* start Records provided *
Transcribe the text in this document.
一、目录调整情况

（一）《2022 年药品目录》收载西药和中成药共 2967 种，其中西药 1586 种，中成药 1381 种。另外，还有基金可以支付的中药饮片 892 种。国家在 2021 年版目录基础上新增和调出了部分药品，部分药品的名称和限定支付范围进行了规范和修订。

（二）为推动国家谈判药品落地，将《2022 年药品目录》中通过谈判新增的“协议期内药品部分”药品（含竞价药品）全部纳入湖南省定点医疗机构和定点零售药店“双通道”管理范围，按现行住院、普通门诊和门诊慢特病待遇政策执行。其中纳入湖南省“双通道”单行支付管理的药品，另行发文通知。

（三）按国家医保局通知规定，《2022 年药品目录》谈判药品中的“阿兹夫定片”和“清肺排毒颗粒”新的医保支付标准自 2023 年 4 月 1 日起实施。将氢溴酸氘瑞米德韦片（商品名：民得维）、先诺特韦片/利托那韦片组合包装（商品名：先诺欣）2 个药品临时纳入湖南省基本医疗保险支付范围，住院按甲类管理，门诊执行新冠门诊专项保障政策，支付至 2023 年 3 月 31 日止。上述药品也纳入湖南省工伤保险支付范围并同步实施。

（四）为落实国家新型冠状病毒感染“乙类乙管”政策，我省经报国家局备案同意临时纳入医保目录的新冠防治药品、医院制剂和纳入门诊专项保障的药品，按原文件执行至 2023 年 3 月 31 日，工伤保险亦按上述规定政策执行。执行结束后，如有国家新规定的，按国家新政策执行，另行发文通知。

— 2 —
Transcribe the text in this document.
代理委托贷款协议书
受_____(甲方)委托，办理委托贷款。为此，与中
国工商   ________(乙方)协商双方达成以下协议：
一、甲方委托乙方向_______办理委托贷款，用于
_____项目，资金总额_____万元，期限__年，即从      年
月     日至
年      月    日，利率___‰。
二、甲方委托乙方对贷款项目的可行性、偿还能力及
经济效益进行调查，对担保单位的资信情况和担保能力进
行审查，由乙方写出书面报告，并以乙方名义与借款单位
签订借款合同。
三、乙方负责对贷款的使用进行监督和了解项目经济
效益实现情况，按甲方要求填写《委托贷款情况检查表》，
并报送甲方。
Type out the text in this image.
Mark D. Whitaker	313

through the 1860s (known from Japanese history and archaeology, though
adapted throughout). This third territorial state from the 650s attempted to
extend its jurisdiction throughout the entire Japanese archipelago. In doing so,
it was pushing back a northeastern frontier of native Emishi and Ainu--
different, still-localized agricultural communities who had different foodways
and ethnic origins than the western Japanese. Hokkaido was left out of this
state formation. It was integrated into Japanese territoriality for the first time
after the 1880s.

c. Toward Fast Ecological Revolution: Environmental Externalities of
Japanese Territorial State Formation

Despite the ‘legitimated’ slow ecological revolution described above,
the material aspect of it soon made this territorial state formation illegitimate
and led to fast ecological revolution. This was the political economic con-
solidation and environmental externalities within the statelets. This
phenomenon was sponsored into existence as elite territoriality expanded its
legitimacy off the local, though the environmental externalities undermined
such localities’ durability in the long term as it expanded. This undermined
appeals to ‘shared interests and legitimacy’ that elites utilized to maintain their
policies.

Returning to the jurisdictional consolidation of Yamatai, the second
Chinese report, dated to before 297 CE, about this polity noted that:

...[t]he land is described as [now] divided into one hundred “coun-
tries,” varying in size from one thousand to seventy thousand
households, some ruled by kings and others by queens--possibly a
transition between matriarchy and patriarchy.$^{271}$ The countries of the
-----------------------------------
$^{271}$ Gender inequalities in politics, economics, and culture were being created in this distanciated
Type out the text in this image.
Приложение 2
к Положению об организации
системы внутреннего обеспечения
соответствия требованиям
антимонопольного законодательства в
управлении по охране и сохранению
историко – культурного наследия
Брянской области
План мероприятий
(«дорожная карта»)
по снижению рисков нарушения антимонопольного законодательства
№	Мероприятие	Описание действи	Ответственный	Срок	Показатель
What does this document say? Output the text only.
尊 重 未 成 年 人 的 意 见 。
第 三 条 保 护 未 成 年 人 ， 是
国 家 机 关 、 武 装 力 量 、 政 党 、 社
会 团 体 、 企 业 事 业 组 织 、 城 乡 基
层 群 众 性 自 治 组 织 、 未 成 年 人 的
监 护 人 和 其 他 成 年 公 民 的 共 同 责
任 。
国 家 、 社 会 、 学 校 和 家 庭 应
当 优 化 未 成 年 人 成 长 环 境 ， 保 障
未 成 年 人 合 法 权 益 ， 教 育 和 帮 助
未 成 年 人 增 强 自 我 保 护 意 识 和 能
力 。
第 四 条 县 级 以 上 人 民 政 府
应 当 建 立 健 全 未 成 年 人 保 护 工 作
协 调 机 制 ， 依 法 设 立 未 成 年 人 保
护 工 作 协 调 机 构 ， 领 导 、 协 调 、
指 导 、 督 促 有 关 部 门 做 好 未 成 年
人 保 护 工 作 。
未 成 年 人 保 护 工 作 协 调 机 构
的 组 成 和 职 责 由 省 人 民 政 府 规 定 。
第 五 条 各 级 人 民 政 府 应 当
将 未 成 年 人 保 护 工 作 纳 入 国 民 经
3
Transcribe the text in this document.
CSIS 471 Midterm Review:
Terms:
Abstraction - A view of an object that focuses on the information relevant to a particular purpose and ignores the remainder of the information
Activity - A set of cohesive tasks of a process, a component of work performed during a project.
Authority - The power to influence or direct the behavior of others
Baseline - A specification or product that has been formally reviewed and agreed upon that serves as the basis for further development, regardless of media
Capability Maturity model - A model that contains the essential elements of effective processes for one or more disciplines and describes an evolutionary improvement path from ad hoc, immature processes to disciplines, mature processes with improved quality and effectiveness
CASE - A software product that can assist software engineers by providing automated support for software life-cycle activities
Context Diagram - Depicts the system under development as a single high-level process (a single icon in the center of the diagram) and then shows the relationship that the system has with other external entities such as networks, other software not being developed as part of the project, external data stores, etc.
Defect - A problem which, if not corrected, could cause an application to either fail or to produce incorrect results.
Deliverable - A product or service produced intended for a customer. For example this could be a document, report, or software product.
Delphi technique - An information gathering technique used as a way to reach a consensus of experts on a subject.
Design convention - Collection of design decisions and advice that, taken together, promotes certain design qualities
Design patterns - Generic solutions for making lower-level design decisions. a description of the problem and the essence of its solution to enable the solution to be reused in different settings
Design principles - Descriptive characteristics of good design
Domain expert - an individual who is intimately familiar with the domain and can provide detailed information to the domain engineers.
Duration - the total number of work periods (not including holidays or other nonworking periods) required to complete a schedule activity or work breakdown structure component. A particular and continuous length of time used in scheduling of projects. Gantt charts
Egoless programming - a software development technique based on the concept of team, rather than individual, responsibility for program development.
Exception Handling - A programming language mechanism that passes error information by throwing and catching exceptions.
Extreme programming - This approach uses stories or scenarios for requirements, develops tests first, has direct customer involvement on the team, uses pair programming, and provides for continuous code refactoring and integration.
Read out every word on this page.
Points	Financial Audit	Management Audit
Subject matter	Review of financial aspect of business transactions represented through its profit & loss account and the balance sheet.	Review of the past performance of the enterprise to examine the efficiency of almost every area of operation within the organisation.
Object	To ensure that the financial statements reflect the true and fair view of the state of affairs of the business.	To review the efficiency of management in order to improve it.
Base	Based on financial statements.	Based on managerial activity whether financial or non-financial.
* end Records provided *
Work to be completed
Repeat the entries exactly, all of them.

Answer
Transcribe the text in this document.
一、目录调整情况

（一）《2022 年药品目录》收载西药和中成药共 2967 种，其中西药 1586 种，中成药 1381 种。另外，还有基金可以支付的中药饮片 892 种。国家在 2021 年版目录基础上新增和调出了部分药品，部分药品的名称和限定支付范围进行了规范和修订。

（二）为推动国家谈判药品落地，将《2022 年药品目录》中通过谈判新增的“协议期内药品部分”药品（含竞价药品）全部纳入湖南省定点医疗机构和定点零售药店“双通道”管理范围，按现行住院、普通门诊和门诊慢特病待遇政策执行。其中纳入湖南省“双通道”单行支付管理的药品，另行发文通知。

（三）按国家医保局通知规定，《2022 年药品目录》谈判药品中的“阿兹夫定片”和“清肺排毒颗粒”新的医保支付标准自 2023 年 4 月 1 日起实施。将氢溴酸氘瑞米德韦片（商品名：民得维）、先诺特韦片/利托那韦片组合包装（商品名：先诺欣）2 个药品临时纳入湖南省基本医疗保险支付范围，住院按甲类管理，门诊执行新冠门诊专项保障政策，支付至 2023 年 3 月 31 日止。上述药品也纳入湖南省工伤保险支付范围并同步实施。

（四）为落实国家新型冠状病毒感染“乙类乙管”政策，我省经报国家局备案同意临时纳入医保目录的新冠防治药品、医院制剂和纳入门诊专项保障的药品，按原文件执行至 2023 年 3 月 31 日，工伤保险亦按上述规定政策执行。执行结束后，如有国家新规定的，按国家新政策执行，另行发文通知。

— 2 —
Transcribe the text in this document.
代理委托贷款协议书
受_____(甲方)委托，办理委托贷款。为此，与中
国工商   ________(乙方)协商双方达成以下协议：
一、甲方委托乙方向_______办理委托贷款，用于
_____项目，资金总额_____万元，期限__年，即从      年
月     日至
年      月    日，利率___‰。
二、甲方委托乙方对贷款项目的可行性、偿还能力及
经济效益进行调查，对担保单位的资信情况和担保能力进
行审查，由乙方写出书面报告，并以乙方名义与借款单位
签订借款合同。
三、乙方负责对贷款的使用进行监督和了解项目经济
效益实现情况，按甲方要求填写《委托贷款情况检查表》，
并报送甲方。
Type out the text in this image.
Mark D. Whitaker	313

through the 1860s (known from Japanese history and archaeology, though
adapted throughout). This third territorial state from the 650s attempted to
extend its jurisdiction throughout the entire Japanese archipelago. In doing so,
it was pushing back a northeastern frontier of native Emishi and Ainu--
different, still-localized agricultural communities who had different foodways
and ethnic origins than the western Japanese. Hokkaido was left out of this
state formation. It was integrated into Japanese territoriality for the first time
after the 1880s.

c. Toward Fast Ecological Revolution: Environmental Externalities of
Japanese Territorial State Formation

Despite the ‘legitimated’ slow ecological revolution described above,
the material aspect of it soon made this territorial state formation illegitimate
and led to fast ecological revolution. This was the political economic con-
solidation and environmental externalities within the statelets. This
phenomenon was sponsored into existence as elite territoriality expanded its
legitimacy off the local, though the environmental externalities undermined
such localities’ durability in the long term as it expanded. This undermined
appeals to ‘shared interests and legitimacy’ that elites utilized to maintain their
policies.

Returning to the jurisdictional consolidation of Yamatai, the second
Chinese report, dated to before 297 CE, about this polity noted that:

...[t]he land is described as [now] divided into one hundred “coun-
tries,” varying in size from one thousand to seventy thousand
households, some ruled by kings and others by queens--possibly a
transition between matriarchy and patriarchy.$^{271}$ The countries of the
-----------------------------------
$^{271}$ Gender inequalities in politics, economics, and culture were being created in this distanciated
Type out the text in this image.
Приложение 2
к Положению об организации
системы внутреннего обеспечения
соответствия требованиям
антимонопольного законодательства в
управлении по охране и сохранению
историко – культурного наследия
Брянской области
План мероприятий
(«дорожная карта»)
по снижению рисков нарушения антимонопольного законодательства
№	Мероприятие	Описание действи	Ответственный	Срок	Показатель
What does this document say? Output the text only.
尊 重 未 成 年 人 的 意 见 。
第 三 条 保 护 未 成 年 人 ， 是
国 家 机 关 、 武 装 力 量 、 政 党 、 社
会 团 体 、 企 业 事 业 组 织 、 城 乡 基
层 群 众 性 自 治 组 织 、 未 成 年 人 的
监 护 人 和 其 他 成 年 公 民 的 共 同 责
任 。
国 家 、 社 会 、 学 校 和 家 庭 应
当 优 化 未 成 年 人 成 长 环 境 ， 保 障
未 成 年 人 合 法 权 益 ， 教 育 和 帮 助
未 成 年 人 增 强 自 我 保 护 意 识 和 能
力 。
第 四 条 县 级 以 上 人 民 政 府
应 当 建 立 健 全 未 成 年 人 保 护 工 作
协 调 机 制 ， 依 法 设 立 未 成 年 人 保
护 工 作 协 调 机 构 ， 领 导 、 协 调 、
指 导 、 督 促 有 关 部 门 做 好 未 成 年
人 保 护 工 作 。
未 成 年 人 保 护 工 作 协 调 机 构
的 组 成 和 职 责 由 省 人 民 政 府 规 定 。
第 五 条 各 级 人 民 政 府 应 当
将 未 成 年 人 保 护 工 作 纳 入 国 民 经
3
Transcribe the text in this document.
CSIS 471 Midterm Review:
Terms:
Abstraction - A view of an object that focuses on the information relevant to a particular purpose and ignores the remainder of the information
Activity - A set of cohesive tasks of a process, a component of work performed during a project.
Authority - The power to influence or direct the behavior of others
Baseline - A specification or product that has been formally reviewed and agreed upon that serves as the basis for further development, regardless of media
Capability Maturity model - A model that contains the essential elements of effective processes for one or more disciplines and describes an evolutionary improvement path from ad hoc, immature processes to disciplines, mature processes with improved quality and effectiveness
CASE - A software product that can assist software engineers by providing automated support for software life-cycle activities
Context Diagram - Depicts the system under development as a single high-level process (a single icon in the center of the diagram) and then shows the relationship that the system has with other external entities such as networks, other software not being developed as part of the project, external data stores, etc.
Defect - A problem which, if not corrected, could cause an application to either fail or to produce incorrect results.
Deliverable - A product or service produced intended for a customer. For example this could be a document, report, or software product.
Delphi technique - An information gathering technique used as a way to reach a consensus of experts on a subject.
Design convention - Collection of design decisions and advice that, taken together, promotes certain design qualities
Design patterns - Generic solutions for making lower-level design decisions. a description of the problem and the essence of its solution to enable the solution to be reused in different settings
Design principles - Descriptive characteristics of good design
Domain expert - an individual who is intimately familiar with the domain and can provide detailed information to the domain engineers.
Duration - the total number of work periods (not including holidays or other nonworking periods) required to complete a schedule activity or work breakdown structure component. A particular and continuous length of time used in scheduling of projects. Gantt charts
Egoless programming - a software development technique based on the concept of team, rather than individual, responsibility for program development.
Exception Handling - A programming language mechanism that passes error information by throwing and catching exceptions.
Extreme programming - This approach uses stories or scenarios for requirements, develops tests first, has direct customer involvement on the team, uses pair programming, and provides for continuous code refactoring and integration.
Read out every word on this page.
Points	Financial Audit	Management Audit
Subject matter	Review of financial aspect of business transactions represented through its profit & loss account and the balance sheet.	Review of the past performance of the enterprise to examine the efficiency of almost every area of operation within the organisation.
Object	To ensure that the financial statements reflect the true and fair view of the state of affairs of the business.	To review the efficiency of management in order to improve it.
Base	Based on financial statements.	Based on managerial activity whether financial or non-financial.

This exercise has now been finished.